::: Working data

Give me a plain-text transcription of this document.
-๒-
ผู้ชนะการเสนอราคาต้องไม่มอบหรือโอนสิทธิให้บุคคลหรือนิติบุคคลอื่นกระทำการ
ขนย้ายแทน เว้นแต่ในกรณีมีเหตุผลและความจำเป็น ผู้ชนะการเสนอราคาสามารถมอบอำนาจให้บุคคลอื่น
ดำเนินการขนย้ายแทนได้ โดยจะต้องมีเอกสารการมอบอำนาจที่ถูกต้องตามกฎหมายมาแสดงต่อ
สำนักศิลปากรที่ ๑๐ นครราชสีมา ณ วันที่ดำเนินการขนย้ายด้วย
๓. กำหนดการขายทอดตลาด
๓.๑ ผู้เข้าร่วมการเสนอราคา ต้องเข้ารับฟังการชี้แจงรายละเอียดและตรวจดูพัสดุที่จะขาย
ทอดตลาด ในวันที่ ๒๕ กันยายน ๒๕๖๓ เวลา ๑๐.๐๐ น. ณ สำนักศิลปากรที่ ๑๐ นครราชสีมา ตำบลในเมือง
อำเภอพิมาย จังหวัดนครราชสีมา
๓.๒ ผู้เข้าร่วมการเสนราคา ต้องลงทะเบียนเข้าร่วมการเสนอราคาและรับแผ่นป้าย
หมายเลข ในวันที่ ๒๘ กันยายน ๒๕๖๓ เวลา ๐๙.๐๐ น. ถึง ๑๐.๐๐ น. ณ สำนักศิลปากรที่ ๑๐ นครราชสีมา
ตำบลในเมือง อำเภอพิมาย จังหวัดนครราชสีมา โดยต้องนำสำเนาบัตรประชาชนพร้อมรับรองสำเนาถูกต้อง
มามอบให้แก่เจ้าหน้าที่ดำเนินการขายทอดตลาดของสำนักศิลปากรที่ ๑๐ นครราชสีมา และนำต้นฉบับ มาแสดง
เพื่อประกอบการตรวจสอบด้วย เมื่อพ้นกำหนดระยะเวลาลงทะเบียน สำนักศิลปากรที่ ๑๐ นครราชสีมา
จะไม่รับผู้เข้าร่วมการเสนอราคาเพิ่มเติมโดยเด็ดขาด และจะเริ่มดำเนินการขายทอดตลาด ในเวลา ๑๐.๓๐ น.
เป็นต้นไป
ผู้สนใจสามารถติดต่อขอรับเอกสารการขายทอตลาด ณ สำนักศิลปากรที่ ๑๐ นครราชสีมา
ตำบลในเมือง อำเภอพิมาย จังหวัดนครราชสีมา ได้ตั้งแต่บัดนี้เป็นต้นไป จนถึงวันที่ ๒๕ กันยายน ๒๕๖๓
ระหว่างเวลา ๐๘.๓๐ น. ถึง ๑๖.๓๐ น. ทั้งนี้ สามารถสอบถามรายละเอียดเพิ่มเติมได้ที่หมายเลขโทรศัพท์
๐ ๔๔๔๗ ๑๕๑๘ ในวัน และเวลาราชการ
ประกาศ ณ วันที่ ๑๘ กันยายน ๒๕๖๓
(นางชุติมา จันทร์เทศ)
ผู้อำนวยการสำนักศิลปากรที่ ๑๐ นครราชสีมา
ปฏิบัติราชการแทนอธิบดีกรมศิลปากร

::::::

● **Aim**:
Copy out all the entries shown above, character for character.

● **The response**:
Give me a plain-text transcription of this document.
-๒-
ผู้ชนะการเสนอราคาต้องไม่มอบหรือโอนสิทธิให้บุคคลหรือนิติบุคคลอื่นกระทำการ
ขนย้ายแทน เว้นแต่ในกรณีมีเหตุผลและความจำเป็น ผู้ชนะการเสนอราคาสามารถมอบอำนาจให้บุคคลอื่น
ดำเนินการขนย้ายแทนได้ โดยจะต้องมีเอกสารการมอบอำนาจที่ถูกต้องตามกฎหมายมาแสดงต่อ
สำนักศิลปากรที่ ๑๐ นครราชสีมา ณ วันที่ดำเนินการขนย้ายด้วย
๓. กำหนดการขายทอดตลาด
๓.๑ ผู้เข้าร่วมการเสนอราคา ต้องเข้ารับฟังการชี้แจงรายละเอียดและตรวจดูพัสดุที่จะขาย
ทอดตลาด ในวันที่ ๒๕ กันยายน ๒๕๖๓ เวลา ๑๐.๐๐ น. ณ สำนักศิลปากรที่ ๑๐ นครราชสีมา ตำบลในเมือง
อำเภอพิมาย จังหวัดนครราชสีมา
๓.๒ ผู้เข้าร่วมการเสนราคา ต้องลงทะเบียนเข้าร่วมการเสนอราคาและรับแผ่นป้าย
หมายเลข ในวันที่ ๒๘ กันยายน ๒๕๖๓ เวลา ๐๙.๐๐ น. ถึง ๑๐.๐๐ น. ณ สำนักศิลปากรที่ ๑๐ นครราชสีมา
ตำบลในเมือง อำเภอพิมาย จังหวัดนครราชสีมา โดยต้องนำสำเนาบัตรประชาชนพร้อมรับรองสำเนาถูกต้อง
มามอบให้แก่เจ้าหน้าที่ดำเนินการขายทอดตลาดของสำนักศิลปากรที่ ๑๐ นครราชสีมา และนำต้นฉบับ มาแสดง
เพื่อประกอบการตรวจสอบด้วย เมื่อพ้นกำหนดระยะเวลาลงทะเบียน สำนักศิลปากรที่ ๑๐ นครราชสีมา
จะไม่รับผู้เข้าร่วมการเสนอราคาเพิ่มเติมโดยเด็ดขาด และจะเริ่มดำเนินการขายทอดตลาด ในเวลา ๑๐.๓๐ น.
เป็นต้นไป
ผู้สนใจสามารถติดต่อขอรับเอกสารการขายทอตลาด ณ สำนักศิลปากรที่ ๑๐ นครราชสีมา
ตำบลในเมือง อำเภอพิมาย จังหวัดนครราชสีมา ได้ตั้งแต่บัดนี้เป็นต้นไป จนถึงวันที่ ๒๕ กันยายน ๒๕๖๓
ระหว่างเวลา ๐๘.๓๐ น. ถึง ๑๖.๓๐ น. ทั้งนี้ สามารถสอบถามรายละเอียดเพิ่มเติมได้ที่หมายเลขโทรศัพท์
๐ ๔๔๔๗ ๑๕๑๘ ในวัน และเวลาราชการ
ประกาศ ณ วันที่ ๑๘ กันยายน ๒๕๖๓
(นางชุติมา จันทร์เทศ)
ผู้อำนวยการสำนักศิลปากรที่ ๑๐ นครราชสีมา
ปฏิบัติราชการแทนอธิบดีกรมศิลปากร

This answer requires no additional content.